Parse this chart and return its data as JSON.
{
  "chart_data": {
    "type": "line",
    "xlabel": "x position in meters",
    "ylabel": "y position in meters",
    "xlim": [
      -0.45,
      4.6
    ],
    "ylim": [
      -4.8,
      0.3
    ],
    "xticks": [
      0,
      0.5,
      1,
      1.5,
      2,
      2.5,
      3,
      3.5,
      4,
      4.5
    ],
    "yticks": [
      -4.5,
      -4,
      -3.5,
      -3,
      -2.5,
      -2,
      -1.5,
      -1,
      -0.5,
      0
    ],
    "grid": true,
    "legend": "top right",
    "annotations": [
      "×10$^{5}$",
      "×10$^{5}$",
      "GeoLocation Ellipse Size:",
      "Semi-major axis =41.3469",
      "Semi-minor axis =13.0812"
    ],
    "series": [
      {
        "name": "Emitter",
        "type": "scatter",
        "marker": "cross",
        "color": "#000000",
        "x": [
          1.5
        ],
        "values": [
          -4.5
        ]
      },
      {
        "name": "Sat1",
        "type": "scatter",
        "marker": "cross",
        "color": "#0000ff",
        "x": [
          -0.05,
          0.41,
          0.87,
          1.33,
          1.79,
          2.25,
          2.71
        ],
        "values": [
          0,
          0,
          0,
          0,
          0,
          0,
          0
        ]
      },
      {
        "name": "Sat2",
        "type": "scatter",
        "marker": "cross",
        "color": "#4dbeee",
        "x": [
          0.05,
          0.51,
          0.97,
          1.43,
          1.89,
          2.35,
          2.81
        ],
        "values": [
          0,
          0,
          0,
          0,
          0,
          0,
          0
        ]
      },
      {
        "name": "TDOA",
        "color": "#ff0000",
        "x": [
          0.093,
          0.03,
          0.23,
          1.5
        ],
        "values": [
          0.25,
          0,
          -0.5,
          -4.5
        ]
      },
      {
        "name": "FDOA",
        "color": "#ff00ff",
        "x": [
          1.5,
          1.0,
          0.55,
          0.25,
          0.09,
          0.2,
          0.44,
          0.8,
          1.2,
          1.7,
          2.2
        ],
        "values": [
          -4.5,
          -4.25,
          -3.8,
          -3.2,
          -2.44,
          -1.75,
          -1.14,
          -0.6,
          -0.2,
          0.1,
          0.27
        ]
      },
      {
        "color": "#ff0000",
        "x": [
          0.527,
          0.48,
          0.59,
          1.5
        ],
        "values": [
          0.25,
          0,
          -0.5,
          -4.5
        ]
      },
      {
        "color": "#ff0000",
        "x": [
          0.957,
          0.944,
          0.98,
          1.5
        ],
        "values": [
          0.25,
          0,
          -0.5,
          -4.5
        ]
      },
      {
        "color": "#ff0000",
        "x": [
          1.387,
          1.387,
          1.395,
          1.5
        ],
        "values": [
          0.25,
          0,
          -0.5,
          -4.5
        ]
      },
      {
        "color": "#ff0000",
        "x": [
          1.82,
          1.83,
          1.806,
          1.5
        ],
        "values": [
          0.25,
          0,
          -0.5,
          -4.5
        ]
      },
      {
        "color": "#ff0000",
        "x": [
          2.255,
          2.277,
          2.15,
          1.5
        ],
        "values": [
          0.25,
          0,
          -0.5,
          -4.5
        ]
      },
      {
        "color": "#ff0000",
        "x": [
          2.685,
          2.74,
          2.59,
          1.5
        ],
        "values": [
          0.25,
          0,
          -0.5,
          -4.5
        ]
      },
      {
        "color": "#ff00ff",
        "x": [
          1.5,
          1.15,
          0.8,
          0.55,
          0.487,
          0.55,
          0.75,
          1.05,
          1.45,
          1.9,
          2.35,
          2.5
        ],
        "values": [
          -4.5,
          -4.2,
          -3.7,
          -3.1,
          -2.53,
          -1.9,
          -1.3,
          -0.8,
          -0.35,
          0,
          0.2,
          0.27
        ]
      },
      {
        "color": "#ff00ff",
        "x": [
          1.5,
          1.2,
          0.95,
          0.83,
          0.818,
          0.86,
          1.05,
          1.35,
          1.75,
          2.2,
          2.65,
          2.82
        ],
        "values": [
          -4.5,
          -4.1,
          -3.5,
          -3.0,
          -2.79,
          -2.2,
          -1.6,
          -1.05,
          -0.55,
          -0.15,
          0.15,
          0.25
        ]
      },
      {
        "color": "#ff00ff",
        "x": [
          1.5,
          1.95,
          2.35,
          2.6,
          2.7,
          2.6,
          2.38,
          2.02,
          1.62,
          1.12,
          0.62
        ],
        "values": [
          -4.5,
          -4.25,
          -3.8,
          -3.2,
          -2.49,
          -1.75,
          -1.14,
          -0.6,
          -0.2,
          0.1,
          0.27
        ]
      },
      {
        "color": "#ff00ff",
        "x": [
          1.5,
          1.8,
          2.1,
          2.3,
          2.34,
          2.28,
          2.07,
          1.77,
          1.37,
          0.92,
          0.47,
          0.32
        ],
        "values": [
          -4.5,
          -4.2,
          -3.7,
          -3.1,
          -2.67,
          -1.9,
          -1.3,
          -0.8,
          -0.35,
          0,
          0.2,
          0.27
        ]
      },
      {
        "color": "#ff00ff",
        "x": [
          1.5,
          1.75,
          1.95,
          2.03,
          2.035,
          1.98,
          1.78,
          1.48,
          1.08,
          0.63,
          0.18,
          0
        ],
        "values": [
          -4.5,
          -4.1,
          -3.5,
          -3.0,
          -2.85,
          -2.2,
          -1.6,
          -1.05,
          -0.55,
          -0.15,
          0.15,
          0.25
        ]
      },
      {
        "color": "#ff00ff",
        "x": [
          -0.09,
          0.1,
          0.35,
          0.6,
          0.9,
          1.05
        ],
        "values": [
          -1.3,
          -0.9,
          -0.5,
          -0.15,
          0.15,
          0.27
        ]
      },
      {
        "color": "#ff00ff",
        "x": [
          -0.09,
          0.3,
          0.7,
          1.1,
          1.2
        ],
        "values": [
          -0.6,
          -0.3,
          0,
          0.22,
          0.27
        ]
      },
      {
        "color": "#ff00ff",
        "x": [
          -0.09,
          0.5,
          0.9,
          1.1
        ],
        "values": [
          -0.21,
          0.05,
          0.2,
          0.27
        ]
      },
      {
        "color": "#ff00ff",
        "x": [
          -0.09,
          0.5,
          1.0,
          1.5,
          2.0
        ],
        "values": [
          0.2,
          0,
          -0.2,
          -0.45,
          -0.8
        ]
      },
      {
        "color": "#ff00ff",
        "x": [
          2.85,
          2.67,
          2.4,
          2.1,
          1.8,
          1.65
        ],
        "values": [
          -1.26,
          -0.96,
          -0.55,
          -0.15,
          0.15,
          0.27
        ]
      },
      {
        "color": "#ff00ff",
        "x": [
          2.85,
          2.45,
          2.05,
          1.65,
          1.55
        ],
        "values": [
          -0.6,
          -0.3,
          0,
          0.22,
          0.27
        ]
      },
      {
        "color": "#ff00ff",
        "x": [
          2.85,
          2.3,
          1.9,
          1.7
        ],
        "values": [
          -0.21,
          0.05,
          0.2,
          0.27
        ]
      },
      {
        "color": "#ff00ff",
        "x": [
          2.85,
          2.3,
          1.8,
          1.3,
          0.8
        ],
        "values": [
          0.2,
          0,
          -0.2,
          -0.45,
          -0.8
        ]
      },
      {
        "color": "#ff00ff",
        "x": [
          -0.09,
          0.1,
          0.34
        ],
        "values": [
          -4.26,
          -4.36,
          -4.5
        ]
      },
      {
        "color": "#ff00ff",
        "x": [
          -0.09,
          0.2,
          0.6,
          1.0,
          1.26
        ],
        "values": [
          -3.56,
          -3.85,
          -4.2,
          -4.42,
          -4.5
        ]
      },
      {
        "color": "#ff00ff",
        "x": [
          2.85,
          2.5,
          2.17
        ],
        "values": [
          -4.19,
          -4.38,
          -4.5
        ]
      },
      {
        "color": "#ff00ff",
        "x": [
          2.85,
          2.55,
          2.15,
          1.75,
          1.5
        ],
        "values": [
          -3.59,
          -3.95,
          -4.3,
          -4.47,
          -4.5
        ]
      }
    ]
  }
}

» **Task description**:
Scan the data above; copy every line where "meters" appears.

» **Right answer**:
    "xlabel": "x position in meters",
    "ylabel": "y position in meters",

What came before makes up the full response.